(EXERCISE AIM):
Produce a verbatim copy of the entries listed below.

--- START RAW DATA ---

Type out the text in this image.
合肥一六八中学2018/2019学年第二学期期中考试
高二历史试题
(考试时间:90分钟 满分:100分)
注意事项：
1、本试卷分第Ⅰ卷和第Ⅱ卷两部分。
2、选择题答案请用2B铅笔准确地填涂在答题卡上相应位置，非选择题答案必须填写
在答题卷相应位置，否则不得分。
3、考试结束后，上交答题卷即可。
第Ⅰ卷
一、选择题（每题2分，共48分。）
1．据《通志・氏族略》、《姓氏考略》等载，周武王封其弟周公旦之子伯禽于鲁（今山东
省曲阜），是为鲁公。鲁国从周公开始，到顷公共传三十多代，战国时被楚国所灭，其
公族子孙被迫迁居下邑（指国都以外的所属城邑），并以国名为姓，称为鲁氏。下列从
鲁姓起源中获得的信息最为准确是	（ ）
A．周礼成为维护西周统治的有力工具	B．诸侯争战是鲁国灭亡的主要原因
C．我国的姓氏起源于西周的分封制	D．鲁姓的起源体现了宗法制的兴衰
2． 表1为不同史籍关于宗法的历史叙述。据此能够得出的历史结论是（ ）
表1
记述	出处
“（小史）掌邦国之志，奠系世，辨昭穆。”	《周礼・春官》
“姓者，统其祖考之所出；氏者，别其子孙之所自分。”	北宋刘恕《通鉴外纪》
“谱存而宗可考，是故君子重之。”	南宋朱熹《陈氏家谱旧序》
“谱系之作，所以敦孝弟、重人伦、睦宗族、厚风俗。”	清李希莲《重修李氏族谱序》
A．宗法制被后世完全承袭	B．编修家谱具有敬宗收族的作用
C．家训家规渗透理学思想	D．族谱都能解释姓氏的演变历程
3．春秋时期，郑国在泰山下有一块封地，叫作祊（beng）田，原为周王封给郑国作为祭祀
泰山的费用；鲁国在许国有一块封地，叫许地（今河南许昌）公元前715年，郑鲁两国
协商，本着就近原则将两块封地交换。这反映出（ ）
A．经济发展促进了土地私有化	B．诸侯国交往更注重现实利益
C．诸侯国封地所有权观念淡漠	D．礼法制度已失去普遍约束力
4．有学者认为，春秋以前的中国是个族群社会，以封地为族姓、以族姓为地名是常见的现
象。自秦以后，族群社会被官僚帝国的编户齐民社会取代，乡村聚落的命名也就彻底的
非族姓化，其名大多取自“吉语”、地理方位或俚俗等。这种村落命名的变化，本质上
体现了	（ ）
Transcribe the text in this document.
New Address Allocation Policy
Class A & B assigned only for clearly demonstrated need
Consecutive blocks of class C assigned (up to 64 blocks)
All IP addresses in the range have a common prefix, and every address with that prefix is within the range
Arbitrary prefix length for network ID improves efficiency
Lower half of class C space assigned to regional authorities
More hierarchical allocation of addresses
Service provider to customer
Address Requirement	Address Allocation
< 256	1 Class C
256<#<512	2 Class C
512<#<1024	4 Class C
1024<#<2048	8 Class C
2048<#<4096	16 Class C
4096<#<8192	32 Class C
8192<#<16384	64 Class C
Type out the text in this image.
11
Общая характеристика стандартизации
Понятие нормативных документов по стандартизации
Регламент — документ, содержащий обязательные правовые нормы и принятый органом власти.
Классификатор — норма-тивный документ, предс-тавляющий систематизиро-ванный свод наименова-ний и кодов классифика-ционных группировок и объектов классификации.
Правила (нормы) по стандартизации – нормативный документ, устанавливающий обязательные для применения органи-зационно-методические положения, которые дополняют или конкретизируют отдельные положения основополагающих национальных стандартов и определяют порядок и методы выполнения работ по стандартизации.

--- END RAW DATA ---

(THE OUTPUT):
Type out the text in this image.
合肥一六八中学2018/2019学年第二学期期中考试
高二历史试题
(考试时间:90分钟 满分:100分)
注意事项：
1、本试卷分第Ⅰ卷和第Ⅱ卷两部分。
2、选择题答案请用2B铅笔准确地填涂在答题卡上相应位置，非选择题答案必须填写
在答题卷相应位置，否则不得分。
3、考试结束后，上交答题卷即可。
第Ⅰ卷
一、选择题（每题2分，共48分。）
1．据《通志・氏族略》、《姓氏考略》等载，周武王封其弟周公旦之子伯禽于鲁（今山东
省曲阜），是为鲁公。鲁国从周公开始，到顷公共传三十多代，战国时被楚国所灭，其
公族子孙被迫迁居下邑（指国都以外的所属城邑），并以国名为姓，称为鲁氏。下列从
鲁姓起源中获得的信息最为准确是	（ ）
A．周礼成为维护西周统治的有力工具	B．诸侯争战是鲁国灭亡的主要原因
C．我国的姓氏起源于西周的分封制	D．鲁姓的起源体现了宗法制的兴衰
2． 表1为不同史籍关于宗法的历史叙述。据此能够得出的历史结论是（ ）
表1
记述	出处
“（小史）掌邦国之志，奠系世，辨昭穆。”	《周礼・春官》
“姓者，统其祖考之所出；氏者，别其子孙之所自分。”	北宋刘恕《通鉴外纪》
“谱存而宗可考，是故君子重之。”	南宋朱熹《陈氏家谱旧序》
“谱系之作，所以敦孝弟、重人伦、睦宗族、厚风俗。”	清李希莲《重修李氏族谱序》
A．宗法制被后世完全承袭	B．编修家谱具有敬宗收族的作用
C．家训家规渗透理学思想	D．族谱都能解释姓氏的演变历程
3．春秋时期，郑国在泰山下有一块封地，叫作祊（beng）田，原为周王封给郑国作为祭祀
泰山的费用；鲁国在许国有一块封地，叫许地（今河南许昌）公元前715年，郑鲁两国
协商，本着就近原则将两块封地交换。这反映出（ ）
A．经济发展促进了土地私有化	B．诸侯国交往更注重现实利益
C．诸侯国封地所有权观念淡漠	D．礼法制度已失去普遍约束力
4．有学者认为，春秋以前的中国是个族群社会，以封地为族姓、以族姓为地名是常见的现
象。自秦以后，族群社会被官僚帝国的编户齐民社会取代，乡村聚落的命名也就彻底的
非族姓化，其名大多取自“吉语”、地理方位或俚俗等。这种村落命名的变化，本质上
体现了	（ ）
Transcribe the text in this document.
New Address Allocation Policy
Class A & B assigned only for clearly demonstrated need
Consecutive blocks of class C assigned (up to 64 blocks)
All IP addresses in the range have a common prefix, and every address with that prefix is within the range
Arbitrary prefix length for network ID improves efficiency
Lower half of class C space assigned to regional authorities
More hierarchical allocation of addresses
Service provider to customer
Address Requirement	Address Allocation
< 256	1 Class C
256<#<512	2 Class C
512<#<1024	4 Class C
1024<#<2048	8 Class C
2048<#<4096	16 Class C
4096<#<8192	32 Class C
8192<#<16384	64 Class C
Type out the text in this image.
11
Общая характеристика стандартизации
Понятие нормативных документов по стандартизации
Регламент — документ, содержащий обязательные правовые нормы и принятый органом власти.
Классификатор — норма-тивный документ, предс-тавляющий систематизиро-ванный свод наименова-ний и кодов классифика-ционных группировок и объектов классификации.
Правила (нормы) по стандартизации – нормативный документ, устанавливающий обязательные для применения органи-зационно-методические положения, которые дополняют или конкретизируют отдельные положения основополагающих национальных стандартов и определяют порядок и методы выполнения работ по стандартизации.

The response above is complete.